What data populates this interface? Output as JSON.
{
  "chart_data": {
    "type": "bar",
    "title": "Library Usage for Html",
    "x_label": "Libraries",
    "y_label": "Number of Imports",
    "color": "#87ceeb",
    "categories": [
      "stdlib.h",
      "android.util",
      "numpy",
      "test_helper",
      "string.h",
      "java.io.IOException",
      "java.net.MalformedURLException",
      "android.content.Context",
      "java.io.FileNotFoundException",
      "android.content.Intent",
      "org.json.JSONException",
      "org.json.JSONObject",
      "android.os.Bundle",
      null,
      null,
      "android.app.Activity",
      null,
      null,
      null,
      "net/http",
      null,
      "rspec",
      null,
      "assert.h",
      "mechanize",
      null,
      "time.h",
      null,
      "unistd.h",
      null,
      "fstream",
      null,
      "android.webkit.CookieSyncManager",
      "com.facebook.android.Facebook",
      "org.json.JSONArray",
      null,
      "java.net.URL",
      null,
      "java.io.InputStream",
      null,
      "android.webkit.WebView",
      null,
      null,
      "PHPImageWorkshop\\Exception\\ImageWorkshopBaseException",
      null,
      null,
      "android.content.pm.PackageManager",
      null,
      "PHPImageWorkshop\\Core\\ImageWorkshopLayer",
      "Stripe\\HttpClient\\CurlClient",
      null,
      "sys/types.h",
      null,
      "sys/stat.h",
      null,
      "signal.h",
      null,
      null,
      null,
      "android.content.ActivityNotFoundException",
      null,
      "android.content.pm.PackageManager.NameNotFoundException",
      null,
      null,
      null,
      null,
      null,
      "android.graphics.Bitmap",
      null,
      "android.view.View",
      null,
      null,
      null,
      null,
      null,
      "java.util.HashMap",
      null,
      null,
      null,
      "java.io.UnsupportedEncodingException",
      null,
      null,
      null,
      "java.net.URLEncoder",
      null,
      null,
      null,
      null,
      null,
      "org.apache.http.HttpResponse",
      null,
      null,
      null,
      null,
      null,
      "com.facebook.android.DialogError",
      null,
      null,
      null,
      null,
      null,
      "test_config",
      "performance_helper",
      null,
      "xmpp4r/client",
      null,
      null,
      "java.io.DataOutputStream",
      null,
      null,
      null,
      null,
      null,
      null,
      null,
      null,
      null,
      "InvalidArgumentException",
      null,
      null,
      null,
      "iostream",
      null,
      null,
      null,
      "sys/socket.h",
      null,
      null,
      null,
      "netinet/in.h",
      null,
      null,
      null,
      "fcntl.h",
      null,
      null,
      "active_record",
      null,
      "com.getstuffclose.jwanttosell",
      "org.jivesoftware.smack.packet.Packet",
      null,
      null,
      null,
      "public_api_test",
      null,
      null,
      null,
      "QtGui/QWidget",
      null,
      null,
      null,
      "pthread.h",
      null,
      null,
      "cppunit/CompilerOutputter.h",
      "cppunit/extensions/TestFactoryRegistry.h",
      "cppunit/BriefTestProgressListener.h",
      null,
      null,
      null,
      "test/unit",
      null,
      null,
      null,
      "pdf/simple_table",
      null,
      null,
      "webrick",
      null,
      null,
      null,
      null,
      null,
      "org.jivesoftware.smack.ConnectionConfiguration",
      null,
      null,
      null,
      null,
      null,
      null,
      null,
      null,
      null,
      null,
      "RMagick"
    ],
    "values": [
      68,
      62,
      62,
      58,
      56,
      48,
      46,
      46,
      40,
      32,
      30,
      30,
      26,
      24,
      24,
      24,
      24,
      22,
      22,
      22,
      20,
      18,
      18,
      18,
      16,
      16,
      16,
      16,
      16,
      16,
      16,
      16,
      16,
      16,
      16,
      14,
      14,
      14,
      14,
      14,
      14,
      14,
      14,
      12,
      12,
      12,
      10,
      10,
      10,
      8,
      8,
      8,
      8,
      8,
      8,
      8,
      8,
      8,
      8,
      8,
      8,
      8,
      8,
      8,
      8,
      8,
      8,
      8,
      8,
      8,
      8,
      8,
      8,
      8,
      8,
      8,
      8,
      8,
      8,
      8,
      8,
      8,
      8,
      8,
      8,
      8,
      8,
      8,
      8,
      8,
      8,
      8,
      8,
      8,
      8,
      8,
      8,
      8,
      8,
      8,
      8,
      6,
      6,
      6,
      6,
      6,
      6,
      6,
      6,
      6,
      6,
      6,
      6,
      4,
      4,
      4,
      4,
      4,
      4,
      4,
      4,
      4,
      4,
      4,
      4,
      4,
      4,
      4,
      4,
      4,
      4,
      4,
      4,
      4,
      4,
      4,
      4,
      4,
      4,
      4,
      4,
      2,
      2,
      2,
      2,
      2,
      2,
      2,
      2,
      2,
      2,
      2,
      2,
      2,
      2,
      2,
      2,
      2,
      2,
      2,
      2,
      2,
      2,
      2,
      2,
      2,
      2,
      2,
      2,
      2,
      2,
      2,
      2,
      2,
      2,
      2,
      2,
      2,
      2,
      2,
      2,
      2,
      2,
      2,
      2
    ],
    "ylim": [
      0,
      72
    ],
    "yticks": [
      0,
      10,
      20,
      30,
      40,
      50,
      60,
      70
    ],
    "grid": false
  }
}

= YOUR TASK =
From the listing above, return each line with the word "facebook".

= SOLUTION TO THE EXERCISE =
      "com.facebook.android.Facebook",
      "com.facebook.android.DialogError",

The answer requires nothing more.